WHAT YOU NEED TO DO → Separate out the lines that hold "需求分析".

— Begin EXTRACTED DATA —

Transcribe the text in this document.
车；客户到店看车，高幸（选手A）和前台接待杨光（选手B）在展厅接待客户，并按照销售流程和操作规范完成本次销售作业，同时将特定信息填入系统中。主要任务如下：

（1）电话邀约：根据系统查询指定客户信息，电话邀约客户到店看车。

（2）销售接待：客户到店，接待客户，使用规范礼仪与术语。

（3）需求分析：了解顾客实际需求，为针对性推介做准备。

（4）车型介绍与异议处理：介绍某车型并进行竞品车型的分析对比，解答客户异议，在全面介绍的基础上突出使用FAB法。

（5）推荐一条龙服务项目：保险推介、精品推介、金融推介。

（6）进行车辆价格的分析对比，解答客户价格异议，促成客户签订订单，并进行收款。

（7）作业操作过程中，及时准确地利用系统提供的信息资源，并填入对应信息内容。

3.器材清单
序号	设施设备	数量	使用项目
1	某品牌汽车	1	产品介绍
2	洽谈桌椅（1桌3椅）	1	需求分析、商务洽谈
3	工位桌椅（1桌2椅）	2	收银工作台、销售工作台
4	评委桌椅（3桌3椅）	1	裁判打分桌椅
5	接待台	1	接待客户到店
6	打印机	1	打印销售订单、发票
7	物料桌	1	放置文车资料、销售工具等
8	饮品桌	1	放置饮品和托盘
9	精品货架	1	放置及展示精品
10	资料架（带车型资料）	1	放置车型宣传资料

— End EXTRACTED DATA —

COMPLETE OUTPUT →
（3）需求分析：了解顾客实际需求，为针对性推介做准备。
2	洽谈桌椅（1桌3椅）	1	需求分析、商务洽谈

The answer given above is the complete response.